Exercise | Make an exact copy of the data below, leaving out every picture.
=-=-=-=-=
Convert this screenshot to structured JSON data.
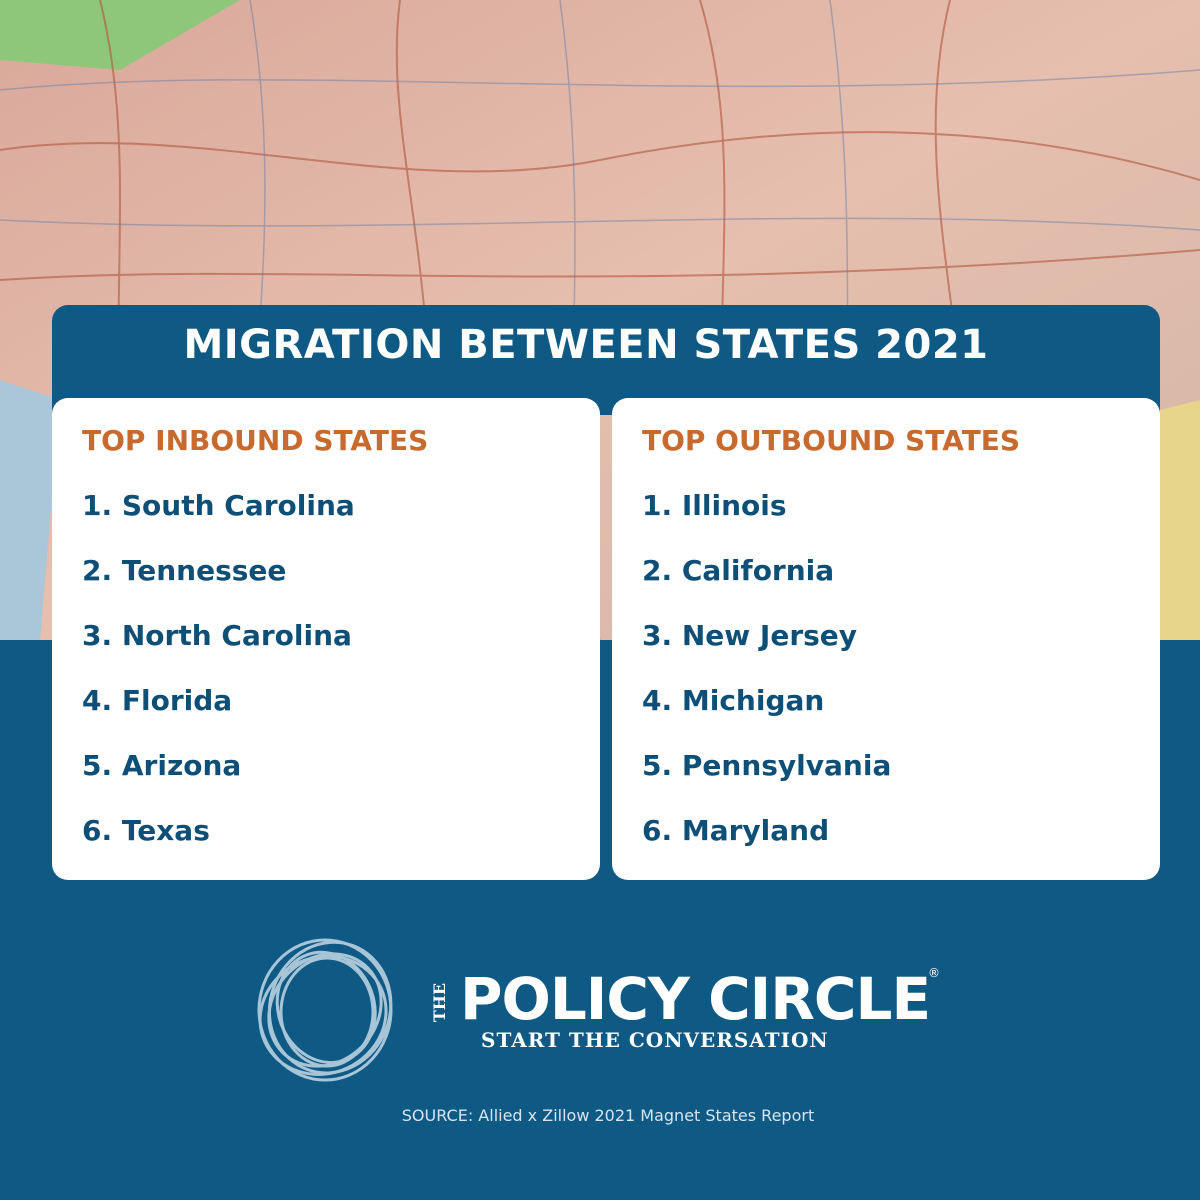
{
  "header": {
    "title": "MIGRATION BETWEEN STATES 2021"
  },
  "lists": [
    {
      "heading": "TOP INBOUND STATES",
      "items": [
        "1. South Carolina",
        "2. Tennessee",
        "3. North Carolina",
        "4. Florida",
        "5. Arizona",
        "6. Texas"
      ]
    },
    {
      "heading": "TOP OUTBOUND STATES",
      "items": [
        "1. Illinois",
        "2. California",
        "3. New Jersey",
        "4. Michigan",
        "5. Pennsylvania",
        "6. Maryland"
      ]
    }
  ],
  "logo": {
    "prefix": "THE",
    "name": "POLICY CIRCLE",
    "mark": "®",
    "tagline": "START THE CONVERSATION"
  },
  "footer": {
    "source": "SOURCE: Allied x Zillow 2021 Magnet States Report"
  }
}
=-=-=-=-=
In response |
Convert this screenshot to structured JSON data.
{
  "header": {
    "title": "MIGRATION BETWEEN STATES 2021"
  },
  "lists": [
    {
      "heading": "TOP INBOUND STATES",
      "items": [
        "1. South Carolina",
        "2. Tennessee",
        "3. North Carolina",
        "4. Florida",
        "5. Arizona",
        "6. Texas"
      ]
    },
    {
      "heading": "TOP OUTBOUND STATES",
      "items": [
        "1. Illinois",
        "2. California",
        "3. New Jersey",
        "4. Michigan",
        "5. Pennsylvania",
        "6. Maryland"
      ]
    }
  ],
  "logo": {
    "prefix": "THE",
    "name": "POLICY CIRCLE",
    "mark": "®",
    "tagline": "START THE CONVERSATION"
  },
  "footer": {
    "source": "SOURCE: Allied x Zillow 2021 Magnet States Report"
  }
}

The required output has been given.